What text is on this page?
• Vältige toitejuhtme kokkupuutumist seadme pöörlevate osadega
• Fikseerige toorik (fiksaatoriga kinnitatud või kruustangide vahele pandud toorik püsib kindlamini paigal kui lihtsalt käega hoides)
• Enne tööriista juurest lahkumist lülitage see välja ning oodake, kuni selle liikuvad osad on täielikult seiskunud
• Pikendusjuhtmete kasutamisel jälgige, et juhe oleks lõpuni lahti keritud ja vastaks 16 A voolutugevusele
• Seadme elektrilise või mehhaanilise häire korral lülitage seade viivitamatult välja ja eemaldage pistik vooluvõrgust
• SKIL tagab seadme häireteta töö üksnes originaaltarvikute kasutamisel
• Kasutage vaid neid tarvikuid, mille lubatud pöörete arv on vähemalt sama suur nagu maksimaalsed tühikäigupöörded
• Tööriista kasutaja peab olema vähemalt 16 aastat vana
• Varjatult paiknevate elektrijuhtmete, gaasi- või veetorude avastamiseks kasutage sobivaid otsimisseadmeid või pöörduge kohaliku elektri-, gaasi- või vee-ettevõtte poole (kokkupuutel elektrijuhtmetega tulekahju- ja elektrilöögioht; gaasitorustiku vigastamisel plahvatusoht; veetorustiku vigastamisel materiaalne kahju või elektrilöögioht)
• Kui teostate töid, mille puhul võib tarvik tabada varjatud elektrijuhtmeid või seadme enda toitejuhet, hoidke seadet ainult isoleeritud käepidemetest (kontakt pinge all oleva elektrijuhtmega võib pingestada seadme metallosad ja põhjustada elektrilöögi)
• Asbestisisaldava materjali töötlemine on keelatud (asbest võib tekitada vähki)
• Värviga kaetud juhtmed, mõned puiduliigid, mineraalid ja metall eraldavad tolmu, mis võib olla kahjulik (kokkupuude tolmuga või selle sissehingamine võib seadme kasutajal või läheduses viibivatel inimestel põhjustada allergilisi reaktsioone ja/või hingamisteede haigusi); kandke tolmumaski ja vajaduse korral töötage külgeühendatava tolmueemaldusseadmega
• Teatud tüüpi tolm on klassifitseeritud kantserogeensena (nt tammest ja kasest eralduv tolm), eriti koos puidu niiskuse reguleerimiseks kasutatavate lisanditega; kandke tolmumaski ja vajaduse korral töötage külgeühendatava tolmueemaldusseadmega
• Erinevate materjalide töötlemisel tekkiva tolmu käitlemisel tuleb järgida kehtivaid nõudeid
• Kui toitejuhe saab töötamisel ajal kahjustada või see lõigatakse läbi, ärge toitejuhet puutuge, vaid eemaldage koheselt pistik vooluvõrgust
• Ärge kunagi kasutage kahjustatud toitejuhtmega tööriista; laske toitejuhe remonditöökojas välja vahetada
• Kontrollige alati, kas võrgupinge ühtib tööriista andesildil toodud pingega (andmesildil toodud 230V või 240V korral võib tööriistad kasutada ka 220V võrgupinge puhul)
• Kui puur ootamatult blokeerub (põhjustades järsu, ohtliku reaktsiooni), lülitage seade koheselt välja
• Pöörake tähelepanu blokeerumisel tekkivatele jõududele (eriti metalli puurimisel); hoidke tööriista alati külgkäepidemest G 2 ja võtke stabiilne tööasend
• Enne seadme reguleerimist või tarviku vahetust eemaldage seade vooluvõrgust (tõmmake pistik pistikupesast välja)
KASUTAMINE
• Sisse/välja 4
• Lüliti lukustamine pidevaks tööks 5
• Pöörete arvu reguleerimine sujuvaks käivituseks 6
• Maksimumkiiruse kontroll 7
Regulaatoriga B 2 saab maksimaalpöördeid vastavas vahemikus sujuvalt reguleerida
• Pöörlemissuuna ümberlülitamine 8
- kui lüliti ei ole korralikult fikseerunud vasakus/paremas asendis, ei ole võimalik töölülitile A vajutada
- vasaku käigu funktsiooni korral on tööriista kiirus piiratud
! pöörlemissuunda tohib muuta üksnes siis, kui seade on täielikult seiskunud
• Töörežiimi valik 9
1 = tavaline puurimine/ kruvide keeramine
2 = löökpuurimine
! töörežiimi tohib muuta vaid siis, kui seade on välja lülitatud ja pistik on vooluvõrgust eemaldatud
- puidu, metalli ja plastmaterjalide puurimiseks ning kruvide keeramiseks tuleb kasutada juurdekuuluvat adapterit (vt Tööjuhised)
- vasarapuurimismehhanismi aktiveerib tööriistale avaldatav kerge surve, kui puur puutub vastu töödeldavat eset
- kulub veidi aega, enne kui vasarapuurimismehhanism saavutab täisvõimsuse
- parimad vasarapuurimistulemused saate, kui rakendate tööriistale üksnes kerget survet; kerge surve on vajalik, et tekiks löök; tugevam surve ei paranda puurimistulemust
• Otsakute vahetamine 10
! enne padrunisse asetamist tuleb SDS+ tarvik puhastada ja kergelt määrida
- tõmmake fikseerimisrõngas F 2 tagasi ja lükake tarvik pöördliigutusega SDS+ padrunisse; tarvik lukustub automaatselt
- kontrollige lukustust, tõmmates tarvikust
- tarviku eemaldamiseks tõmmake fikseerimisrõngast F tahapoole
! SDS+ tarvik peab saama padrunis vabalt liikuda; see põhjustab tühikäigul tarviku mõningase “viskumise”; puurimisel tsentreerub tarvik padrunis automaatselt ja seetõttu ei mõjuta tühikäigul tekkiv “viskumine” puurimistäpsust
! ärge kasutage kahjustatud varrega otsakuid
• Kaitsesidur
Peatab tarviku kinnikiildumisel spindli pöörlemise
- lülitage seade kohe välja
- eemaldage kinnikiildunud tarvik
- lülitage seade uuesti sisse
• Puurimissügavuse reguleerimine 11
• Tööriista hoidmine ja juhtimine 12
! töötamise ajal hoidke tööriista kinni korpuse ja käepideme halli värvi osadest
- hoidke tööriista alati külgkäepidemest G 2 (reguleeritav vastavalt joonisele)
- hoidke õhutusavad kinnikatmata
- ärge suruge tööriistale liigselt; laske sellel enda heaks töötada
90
----------------------------------------
Using the records above, say how many lines include the string "tõmmake". Only the number is wanted.

3